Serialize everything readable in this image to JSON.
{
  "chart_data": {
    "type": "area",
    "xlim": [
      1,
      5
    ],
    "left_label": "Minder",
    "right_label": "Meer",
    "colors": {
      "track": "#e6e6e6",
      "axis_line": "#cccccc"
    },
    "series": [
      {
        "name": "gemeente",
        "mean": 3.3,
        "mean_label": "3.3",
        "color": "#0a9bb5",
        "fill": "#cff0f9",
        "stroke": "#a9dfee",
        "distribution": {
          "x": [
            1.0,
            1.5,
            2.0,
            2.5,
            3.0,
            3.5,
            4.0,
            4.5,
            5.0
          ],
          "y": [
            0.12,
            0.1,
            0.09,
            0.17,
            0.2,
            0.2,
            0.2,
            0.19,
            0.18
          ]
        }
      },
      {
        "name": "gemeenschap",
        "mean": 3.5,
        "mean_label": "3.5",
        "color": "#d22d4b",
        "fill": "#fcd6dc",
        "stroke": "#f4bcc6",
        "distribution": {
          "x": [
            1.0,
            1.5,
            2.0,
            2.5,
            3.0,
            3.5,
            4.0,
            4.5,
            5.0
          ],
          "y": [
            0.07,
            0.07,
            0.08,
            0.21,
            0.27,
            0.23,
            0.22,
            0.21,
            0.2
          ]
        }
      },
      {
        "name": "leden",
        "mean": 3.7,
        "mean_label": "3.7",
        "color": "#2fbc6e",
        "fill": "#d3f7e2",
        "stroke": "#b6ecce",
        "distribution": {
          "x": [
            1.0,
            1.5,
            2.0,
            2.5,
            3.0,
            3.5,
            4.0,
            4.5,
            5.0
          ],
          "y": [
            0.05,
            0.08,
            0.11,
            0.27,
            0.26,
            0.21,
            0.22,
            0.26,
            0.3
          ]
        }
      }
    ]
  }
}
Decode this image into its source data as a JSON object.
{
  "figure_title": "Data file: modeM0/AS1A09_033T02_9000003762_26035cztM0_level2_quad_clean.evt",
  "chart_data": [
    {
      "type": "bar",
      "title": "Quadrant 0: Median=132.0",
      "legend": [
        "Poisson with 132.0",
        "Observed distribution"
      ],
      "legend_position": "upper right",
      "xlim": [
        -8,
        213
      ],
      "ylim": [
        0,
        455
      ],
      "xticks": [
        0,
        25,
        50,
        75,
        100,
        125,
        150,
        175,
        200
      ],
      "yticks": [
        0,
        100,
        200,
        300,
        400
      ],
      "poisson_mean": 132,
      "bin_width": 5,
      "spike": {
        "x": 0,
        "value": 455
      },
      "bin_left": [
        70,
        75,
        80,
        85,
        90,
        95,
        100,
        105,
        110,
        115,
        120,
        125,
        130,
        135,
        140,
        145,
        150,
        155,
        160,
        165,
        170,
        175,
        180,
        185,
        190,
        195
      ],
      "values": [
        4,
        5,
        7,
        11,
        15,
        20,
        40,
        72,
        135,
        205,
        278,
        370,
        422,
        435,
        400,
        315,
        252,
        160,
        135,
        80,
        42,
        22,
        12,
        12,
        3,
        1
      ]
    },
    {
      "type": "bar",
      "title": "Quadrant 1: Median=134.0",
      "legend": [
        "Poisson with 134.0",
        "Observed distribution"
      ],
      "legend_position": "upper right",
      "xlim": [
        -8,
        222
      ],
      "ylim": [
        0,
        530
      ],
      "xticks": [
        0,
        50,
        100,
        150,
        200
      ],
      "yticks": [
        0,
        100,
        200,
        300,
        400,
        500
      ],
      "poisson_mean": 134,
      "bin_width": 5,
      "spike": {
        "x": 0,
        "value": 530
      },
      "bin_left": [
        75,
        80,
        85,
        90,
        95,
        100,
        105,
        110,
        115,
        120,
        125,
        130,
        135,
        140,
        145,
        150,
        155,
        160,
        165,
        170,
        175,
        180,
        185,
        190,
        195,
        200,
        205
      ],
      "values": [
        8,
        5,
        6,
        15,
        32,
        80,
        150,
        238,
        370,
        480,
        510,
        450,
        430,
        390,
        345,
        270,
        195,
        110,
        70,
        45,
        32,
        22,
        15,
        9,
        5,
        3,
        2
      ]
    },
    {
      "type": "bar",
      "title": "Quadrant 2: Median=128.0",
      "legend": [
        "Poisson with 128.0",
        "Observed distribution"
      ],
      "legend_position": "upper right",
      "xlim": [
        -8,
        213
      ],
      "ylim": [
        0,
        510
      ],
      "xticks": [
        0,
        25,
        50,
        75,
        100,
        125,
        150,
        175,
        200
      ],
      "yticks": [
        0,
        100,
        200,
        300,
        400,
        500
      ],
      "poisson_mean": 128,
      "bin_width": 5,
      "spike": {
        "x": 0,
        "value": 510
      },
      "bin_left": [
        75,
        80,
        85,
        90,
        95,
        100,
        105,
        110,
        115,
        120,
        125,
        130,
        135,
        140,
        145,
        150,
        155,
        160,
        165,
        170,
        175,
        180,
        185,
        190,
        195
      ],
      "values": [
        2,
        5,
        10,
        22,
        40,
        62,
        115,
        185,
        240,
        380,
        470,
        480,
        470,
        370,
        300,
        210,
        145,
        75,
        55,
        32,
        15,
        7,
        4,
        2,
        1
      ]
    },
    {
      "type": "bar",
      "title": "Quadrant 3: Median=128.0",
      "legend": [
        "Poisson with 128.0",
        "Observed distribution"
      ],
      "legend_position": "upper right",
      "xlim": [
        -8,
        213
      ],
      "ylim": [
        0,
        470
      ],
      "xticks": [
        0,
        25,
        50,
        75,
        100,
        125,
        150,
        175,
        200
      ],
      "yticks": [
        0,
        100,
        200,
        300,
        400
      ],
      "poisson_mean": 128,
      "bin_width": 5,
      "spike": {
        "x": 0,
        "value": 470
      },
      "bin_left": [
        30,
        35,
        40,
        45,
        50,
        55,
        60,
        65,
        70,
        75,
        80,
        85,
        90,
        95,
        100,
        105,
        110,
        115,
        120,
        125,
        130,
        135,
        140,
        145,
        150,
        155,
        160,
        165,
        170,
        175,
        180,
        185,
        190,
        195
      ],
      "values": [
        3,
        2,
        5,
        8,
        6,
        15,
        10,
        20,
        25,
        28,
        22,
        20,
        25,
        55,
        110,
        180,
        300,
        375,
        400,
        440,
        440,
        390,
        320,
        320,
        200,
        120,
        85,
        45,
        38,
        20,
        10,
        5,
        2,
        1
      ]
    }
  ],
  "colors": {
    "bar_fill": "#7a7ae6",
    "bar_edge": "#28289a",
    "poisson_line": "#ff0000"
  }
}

● ● ●

#### To do:
For the data above, state how many lines contain "name"; the number is the whole answer.

#### Correct response:
3